### [Task brief]
Scan the listing below and copy every line holding "panel".

Some records:
____
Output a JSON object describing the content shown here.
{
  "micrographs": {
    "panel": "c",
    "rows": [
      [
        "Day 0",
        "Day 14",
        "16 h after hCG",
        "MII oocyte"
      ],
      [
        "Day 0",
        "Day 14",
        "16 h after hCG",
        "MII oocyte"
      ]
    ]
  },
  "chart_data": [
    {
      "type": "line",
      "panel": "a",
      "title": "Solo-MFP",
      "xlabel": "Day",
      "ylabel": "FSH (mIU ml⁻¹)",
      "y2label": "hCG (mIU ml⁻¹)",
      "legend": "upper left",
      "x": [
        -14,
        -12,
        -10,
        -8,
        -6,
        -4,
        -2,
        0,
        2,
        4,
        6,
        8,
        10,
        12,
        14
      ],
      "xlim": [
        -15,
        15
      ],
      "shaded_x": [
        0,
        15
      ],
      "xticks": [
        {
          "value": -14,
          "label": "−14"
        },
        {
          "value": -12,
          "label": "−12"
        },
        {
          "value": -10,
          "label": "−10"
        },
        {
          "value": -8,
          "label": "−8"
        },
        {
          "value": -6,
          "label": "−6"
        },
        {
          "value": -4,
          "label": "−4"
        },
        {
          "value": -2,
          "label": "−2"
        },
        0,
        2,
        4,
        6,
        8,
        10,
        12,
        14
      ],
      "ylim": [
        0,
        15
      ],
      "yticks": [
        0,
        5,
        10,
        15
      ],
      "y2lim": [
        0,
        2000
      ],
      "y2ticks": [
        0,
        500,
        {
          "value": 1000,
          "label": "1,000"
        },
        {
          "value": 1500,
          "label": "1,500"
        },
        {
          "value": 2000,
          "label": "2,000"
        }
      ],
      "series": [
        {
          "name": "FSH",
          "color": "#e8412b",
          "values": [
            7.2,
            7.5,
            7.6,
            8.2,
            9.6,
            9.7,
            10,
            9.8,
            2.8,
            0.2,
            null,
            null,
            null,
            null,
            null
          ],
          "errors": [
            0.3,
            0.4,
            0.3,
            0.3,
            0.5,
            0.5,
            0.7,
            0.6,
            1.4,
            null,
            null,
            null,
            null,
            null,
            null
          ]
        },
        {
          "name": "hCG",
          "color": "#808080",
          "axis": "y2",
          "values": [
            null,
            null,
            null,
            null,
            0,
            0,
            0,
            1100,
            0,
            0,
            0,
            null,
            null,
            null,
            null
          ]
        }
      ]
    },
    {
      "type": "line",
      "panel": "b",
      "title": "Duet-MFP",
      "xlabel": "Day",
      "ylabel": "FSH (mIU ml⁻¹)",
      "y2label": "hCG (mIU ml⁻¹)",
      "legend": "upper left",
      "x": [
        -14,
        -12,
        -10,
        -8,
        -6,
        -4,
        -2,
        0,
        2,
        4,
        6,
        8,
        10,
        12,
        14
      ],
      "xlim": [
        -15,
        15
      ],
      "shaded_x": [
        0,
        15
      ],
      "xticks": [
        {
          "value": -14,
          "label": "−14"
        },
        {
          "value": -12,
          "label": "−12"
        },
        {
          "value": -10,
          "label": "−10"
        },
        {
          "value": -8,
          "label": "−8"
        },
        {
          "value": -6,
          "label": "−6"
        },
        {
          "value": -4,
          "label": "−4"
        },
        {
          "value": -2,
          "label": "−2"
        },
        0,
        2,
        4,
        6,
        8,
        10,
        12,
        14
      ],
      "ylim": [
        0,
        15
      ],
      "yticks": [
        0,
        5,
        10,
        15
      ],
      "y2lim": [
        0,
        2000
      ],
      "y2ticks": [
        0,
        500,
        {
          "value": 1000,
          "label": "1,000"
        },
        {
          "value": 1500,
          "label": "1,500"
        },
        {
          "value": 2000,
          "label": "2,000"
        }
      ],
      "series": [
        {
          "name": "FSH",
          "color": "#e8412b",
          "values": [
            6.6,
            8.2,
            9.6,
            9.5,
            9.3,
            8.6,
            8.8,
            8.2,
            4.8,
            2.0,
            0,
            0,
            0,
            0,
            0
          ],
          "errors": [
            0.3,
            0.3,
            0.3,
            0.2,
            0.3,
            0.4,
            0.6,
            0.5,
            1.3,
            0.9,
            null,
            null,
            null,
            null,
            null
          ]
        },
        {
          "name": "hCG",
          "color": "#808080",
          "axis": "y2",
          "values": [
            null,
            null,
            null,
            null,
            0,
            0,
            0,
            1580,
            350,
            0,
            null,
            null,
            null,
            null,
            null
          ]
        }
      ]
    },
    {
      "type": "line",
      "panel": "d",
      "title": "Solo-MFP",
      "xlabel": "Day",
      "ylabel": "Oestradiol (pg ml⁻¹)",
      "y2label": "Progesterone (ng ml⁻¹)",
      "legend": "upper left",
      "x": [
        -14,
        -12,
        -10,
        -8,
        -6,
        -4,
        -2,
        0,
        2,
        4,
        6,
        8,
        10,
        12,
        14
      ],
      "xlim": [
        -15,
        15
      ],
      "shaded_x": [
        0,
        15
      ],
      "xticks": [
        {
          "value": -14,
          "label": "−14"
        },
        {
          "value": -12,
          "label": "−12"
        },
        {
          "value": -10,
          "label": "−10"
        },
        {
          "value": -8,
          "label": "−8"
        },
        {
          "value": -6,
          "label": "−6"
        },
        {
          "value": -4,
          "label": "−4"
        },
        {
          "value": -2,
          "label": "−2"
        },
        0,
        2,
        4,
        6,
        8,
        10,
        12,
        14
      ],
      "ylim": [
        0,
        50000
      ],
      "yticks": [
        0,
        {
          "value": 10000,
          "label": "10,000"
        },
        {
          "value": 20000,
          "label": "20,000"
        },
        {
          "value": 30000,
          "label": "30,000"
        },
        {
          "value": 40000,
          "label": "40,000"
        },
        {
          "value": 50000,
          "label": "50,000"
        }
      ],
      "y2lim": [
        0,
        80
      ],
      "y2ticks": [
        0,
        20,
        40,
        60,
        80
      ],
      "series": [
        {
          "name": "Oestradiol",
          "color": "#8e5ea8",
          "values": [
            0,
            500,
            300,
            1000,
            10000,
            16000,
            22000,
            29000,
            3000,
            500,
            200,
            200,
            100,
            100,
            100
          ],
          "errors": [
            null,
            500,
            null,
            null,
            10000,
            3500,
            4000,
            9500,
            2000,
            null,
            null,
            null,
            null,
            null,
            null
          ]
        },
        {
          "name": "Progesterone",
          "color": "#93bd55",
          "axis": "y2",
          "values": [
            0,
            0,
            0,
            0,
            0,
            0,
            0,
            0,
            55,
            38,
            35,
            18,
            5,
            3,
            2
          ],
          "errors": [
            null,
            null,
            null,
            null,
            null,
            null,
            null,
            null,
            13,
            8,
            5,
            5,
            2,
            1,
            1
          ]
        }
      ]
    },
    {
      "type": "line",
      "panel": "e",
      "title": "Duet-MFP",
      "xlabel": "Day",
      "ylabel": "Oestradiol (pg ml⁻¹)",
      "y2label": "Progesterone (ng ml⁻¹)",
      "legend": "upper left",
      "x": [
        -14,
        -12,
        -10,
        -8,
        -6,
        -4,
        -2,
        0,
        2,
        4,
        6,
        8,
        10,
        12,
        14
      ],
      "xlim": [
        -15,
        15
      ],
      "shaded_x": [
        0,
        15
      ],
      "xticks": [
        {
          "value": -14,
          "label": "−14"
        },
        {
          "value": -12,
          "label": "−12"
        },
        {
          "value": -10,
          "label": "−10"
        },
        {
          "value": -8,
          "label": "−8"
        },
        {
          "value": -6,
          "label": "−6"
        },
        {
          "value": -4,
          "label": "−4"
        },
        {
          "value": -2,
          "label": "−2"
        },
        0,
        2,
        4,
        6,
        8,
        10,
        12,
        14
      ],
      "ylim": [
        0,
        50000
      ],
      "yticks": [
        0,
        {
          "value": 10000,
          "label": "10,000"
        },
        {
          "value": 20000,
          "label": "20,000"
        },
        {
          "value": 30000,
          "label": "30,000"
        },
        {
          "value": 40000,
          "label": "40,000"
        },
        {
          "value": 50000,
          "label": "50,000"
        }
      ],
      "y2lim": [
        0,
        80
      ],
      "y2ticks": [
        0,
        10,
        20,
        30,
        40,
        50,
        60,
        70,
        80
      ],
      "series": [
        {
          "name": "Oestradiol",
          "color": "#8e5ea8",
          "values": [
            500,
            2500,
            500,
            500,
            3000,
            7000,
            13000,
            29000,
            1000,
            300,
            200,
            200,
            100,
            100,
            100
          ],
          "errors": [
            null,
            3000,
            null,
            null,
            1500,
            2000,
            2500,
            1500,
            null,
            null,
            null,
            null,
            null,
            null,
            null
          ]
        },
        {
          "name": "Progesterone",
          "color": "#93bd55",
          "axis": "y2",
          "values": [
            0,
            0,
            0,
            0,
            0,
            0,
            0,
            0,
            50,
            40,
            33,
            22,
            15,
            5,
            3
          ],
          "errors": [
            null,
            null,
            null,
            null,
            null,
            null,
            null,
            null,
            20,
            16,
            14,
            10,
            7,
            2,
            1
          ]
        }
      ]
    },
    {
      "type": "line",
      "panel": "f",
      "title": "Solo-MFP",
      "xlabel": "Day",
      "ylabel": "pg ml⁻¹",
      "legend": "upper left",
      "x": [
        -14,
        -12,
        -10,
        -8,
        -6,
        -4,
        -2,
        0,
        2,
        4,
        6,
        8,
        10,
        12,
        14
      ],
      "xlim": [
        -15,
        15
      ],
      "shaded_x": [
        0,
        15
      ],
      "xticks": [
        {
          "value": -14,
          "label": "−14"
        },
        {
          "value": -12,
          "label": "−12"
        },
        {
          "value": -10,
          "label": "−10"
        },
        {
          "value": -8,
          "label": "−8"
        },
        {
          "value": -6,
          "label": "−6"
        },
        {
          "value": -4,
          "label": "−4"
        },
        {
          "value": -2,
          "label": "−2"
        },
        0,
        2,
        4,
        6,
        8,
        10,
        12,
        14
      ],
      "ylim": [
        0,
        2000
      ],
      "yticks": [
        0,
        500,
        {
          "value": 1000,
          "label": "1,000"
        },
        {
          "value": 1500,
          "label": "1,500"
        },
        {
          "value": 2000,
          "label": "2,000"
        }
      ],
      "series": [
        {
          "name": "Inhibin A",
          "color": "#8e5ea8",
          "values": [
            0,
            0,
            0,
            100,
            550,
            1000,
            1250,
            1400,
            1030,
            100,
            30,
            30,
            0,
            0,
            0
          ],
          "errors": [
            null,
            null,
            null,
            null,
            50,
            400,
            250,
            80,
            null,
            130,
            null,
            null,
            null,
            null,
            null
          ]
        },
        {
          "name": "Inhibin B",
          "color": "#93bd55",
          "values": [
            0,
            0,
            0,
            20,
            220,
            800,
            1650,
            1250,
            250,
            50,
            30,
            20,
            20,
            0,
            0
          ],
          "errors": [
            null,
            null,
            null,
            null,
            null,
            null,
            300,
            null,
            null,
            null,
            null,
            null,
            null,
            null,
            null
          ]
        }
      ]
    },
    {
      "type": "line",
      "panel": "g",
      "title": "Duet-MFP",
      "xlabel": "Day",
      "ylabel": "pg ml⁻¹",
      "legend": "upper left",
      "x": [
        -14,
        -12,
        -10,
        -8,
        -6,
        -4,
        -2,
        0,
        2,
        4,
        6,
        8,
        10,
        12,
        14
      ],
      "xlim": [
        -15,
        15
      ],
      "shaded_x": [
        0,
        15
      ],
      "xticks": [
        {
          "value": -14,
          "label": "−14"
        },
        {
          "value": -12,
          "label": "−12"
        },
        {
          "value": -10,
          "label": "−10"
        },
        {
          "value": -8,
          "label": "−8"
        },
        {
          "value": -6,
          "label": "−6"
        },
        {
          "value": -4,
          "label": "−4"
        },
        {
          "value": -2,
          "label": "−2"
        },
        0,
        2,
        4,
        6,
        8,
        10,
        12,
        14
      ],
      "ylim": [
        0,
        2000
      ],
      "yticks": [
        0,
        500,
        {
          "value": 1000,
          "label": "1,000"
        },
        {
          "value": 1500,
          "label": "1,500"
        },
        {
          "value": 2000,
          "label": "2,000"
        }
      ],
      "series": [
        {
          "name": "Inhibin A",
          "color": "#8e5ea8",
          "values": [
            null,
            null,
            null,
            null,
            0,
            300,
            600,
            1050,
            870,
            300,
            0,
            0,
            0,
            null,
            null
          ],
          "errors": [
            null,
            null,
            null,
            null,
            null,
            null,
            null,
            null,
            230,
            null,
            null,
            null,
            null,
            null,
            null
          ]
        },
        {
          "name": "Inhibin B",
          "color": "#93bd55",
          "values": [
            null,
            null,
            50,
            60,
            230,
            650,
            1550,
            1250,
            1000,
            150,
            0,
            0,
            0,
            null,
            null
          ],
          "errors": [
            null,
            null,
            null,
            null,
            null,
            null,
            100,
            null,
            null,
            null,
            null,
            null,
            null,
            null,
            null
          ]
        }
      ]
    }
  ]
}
____
### [Result of this exercise]
    "panel": "c",
      "panel": "a",
      "panel": "b",
      "panel": "d",
      "panel": "e",
      "panel": "f",
      "panel": "g",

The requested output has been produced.